CONSIGNE 1:
Énumérez tous les sites que l'extrait sur la vidéo-surveillance à Bourges cite nommément parmi ceux retenus pour l'installation des caméras.

EXTRAIT DU DOCUMENT:
####

Vidéo-surveillance : la LDH réservée

lundi 14 janvier 2008 à 20:43, par bombix

Le projet de vidéo-surveillance, initié par le maire de Bourges Serge Lepeltier, devrait être opérationnel à la fin janvier 2008. Pour accompagner son déploiement, un « comité d’éthique » a été mis en place par la municipalité. Installé le jeudi 06 décembre 2007, il devrait se réunir plusieurs fois par an. Nous avons voulu faire le point avec l’une des membres de ce comité, Aline de la Perrelle, Présidente de la section du Cher de la Ligue des Droits de l’Homme. Le moins que l’on puisse dire, c’est qu’à la LDH, on est réservé sur le projet de vidéo-surveillance.

Vidéo-surveillance : la LDH réservée

Les mots sont importants. Pour la mairie, le projet qu’elle soutient et met en œuvre s’appelle « vidéo-protection ». À la demande de Serge Lepeltier, et sur la base du « sentiment d’insécurité » manifesté par les berruyers à l’occasion de l’opération « Allo, ici votre maire », une petite quarantaine de caméras vidéo vont être installées dans la ville [1] . Dans un local proche du commissariat de police de Bourges, six employés surveilleront en permanence les images produites en continu et enregistrées. Il s’agit « d’assurer la sécurité des personnes et des biens, de protéger les bâtiments publics et leurs abords, d’aider à la sécurité routière, et d’assister les personnes en difficulté. » Plus d’une vingtaine de sites ont été retenus, parmi lesquels on citera Le Hublot, la mairie de quartier de la Chancellerie, Cap Nord, la gare SNCF, la gare routière, le camping municipal, le parvis de la cathédrale ou encore la rue Moyenne ...

####

DONNÉES AFFICHÉES:
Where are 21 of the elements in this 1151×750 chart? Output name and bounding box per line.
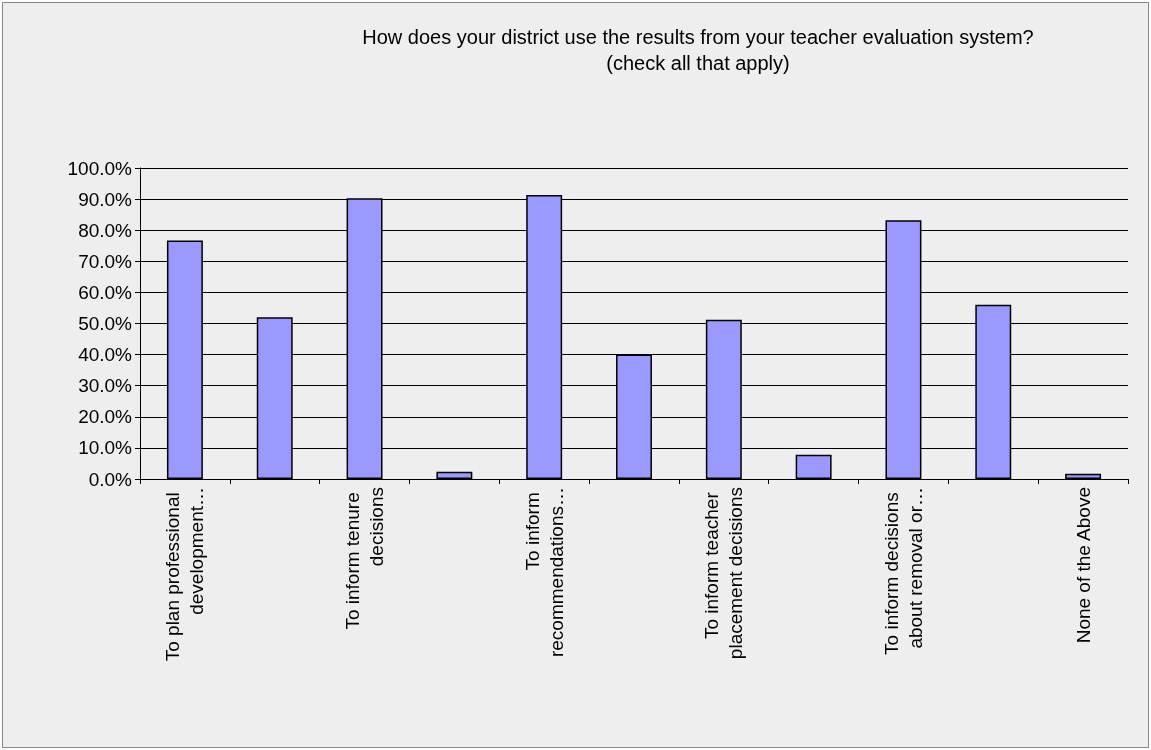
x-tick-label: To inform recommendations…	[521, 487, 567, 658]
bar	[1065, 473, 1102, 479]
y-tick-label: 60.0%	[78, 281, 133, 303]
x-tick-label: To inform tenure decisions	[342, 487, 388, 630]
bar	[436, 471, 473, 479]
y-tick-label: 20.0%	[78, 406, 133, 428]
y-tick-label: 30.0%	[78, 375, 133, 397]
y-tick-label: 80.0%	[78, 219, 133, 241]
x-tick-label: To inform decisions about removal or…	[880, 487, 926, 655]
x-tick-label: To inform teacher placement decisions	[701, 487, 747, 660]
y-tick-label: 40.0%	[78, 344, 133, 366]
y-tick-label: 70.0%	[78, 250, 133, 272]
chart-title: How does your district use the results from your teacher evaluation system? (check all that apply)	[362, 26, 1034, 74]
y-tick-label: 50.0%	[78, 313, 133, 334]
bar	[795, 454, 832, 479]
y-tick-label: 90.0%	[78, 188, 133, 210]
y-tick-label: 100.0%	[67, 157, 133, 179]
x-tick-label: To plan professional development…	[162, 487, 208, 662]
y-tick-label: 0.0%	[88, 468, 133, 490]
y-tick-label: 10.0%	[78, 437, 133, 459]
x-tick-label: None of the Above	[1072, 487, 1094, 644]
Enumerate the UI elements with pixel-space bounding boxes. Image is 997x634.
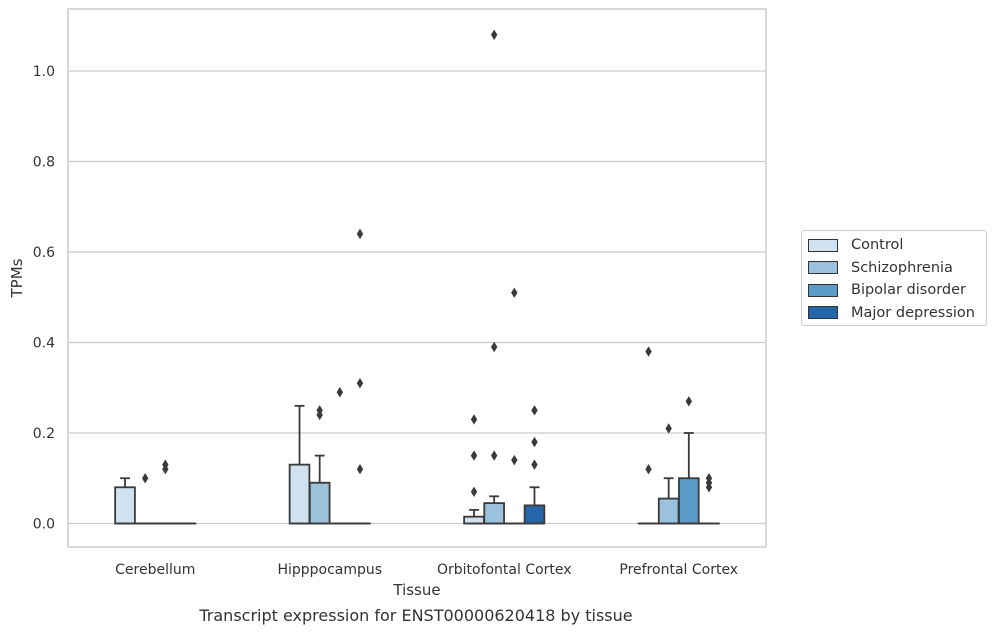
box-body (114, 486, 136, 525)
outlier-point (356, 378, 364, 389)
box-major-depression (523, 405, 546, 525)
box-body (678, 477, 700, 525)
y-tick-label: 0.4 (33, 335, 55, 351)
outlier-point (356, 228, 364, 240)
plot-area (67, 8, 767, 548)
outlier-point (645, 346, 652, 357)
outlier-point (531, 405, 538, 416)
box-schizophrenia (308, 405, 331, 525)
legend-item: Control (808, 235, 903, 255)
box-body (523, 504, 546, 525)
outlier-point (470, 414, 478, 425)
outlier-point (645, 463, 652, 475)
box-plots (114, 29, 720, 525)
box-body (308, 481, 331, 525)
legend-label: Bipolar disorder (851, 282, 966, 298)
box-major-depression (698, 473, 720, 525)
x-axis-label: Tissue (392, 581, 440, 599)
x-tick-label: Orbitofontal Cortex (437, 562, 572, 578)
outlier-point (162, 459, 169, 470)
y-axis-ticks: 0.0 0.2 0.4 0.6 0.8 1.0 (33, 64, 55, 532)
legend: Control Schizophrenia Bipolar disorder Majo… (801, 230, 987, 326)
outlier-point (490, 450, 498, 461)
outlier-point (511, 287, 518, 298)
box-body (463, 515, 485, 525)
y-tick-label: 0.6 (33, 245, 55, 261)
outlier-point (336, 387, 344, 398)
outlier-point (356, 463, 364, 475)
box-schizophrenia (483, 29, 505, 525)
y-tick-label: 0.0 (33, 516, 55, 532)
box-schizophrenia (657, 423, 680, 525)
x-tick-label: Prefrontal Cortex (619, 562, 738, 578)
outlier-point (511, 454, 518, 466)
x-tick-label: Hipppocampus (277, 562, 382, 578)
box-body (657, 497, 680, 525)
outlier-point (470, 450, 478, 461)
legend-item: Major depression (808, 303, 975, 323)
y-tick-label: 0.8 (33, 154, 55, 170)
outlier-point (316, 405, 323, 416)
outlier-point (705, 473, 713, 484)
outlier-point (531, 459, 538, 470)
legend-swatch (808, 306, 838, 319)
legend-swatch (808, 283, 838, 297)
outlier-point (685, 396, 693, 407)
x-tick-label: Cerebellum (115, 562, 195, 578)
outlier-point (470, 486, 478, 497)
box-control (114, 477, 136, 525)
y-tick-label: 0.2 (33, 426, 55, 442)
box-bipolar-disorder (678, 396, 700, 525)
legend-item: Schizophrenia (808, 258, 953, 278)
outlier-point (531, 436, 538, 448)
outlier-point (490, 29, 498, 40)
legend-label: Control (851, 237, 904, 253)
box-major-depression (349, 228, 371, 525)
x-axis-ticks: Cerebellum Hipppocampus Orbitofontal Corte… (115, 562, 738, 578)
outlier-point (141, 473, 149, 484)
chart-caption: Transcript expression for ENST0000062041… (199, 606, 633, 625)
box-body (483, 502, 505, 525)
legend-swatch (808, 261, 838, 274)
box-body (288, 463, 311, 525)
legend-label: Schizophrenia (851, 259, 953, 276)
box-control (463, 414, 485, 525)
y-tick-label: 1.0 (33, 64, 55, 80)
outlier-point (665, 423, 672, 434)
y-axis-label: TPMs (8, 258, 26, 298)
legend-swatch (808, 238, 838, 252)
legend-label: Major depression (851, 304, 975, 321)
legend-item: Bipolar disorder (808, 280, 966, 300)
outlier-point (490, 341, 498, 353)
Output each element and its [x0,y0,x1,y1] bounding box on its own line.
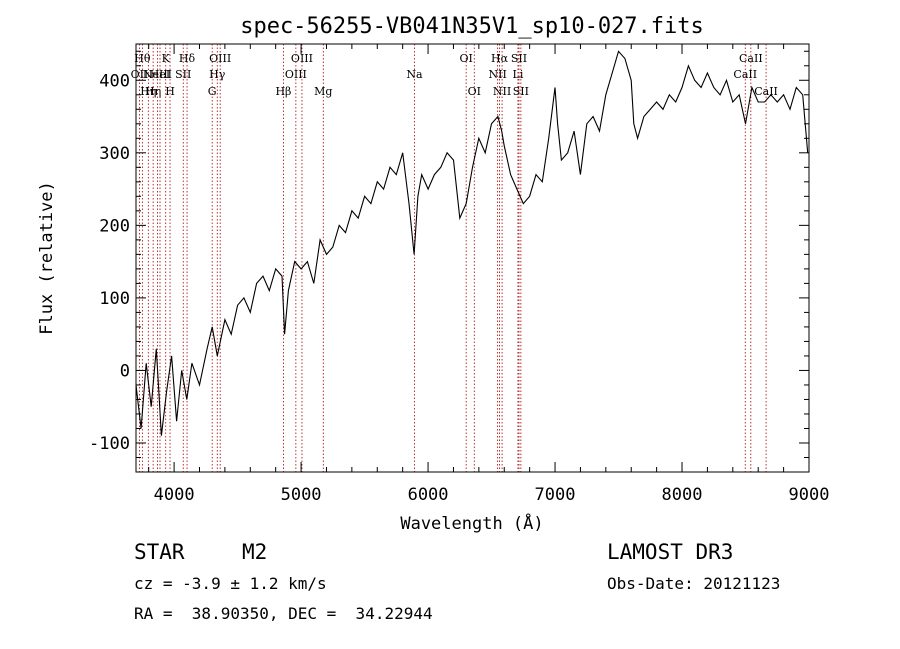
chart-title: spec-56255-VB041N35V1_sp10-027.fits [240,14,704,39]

####

CONSIGNE 2:
Reproduisez à l'identique les lignes des données, depuis la toute première jusqu'à celle qui contient « Enumerate the UI », ces deux lignes comprises. Omettez les images.

RÉPONSE 1:
- Le Hublot
- la mairie de quartier de la Chancellerie
- Cap Nord
- la gare SNCF
- la gare routière
- le camping municipal
- le parvis de la cathédrale
- la rue Moyenne

RÉPONSE 2:
Where are 21 of the elements in this 1151×750 chart? Output name and bounding box per line.
x-tick-label: To inform recommendations…	[521, 487, 567, 658]
bar	[1065, 473, 1102, 479]
y-tick-label: 60.0%	[78, 281, 133, 303]
x-tick-label: To inform tenure decisions	[342, 487, 388, 630]
bar	[436, 471, 473, 479]
y-tick-label: 20.0%	[78, 406, 133, 428]
y-tick-label: 30.0%	[78, 375, 133, 397]
y-tick-label: 80.0%	[78, 219, 133, 241]
x-tick-label: To inform decisions about removal or…	[880, 487, 926, 655]
x-tick-label: To inform teacher placement decisions	[701, 487, 747, 660]
y-tick-label: 40.0%	[78, 344, 133, 366]
y-tick-label: 70.0%	[78, 250, 133, 272]
chart-title: How does your district use the results from your teacher evaluation system? (check all that apply)	[362, 26, 1034, 74]
y-tick-label: 50.0%	[78, 313, 133, 334]
bar	[795, 454, 832, 479]
y-tick-label: 90.0%	[78, 188, 133, 210]
y-tick-label: 100.0%	[67, 157, 133, 179]
x-tick-label: To plan professional development…	[162, 487, 208, 662]
y-tick-label: 0.0%	[88, 468, 133, 490]
y-tick-label: 10.0%	[78, 437, 133, 459]
x-tick-label: None of the Above	[1072, 487, 1094, 644]
Enumerate the UI elements with pixel-space bounding boxes. Image is 997x634.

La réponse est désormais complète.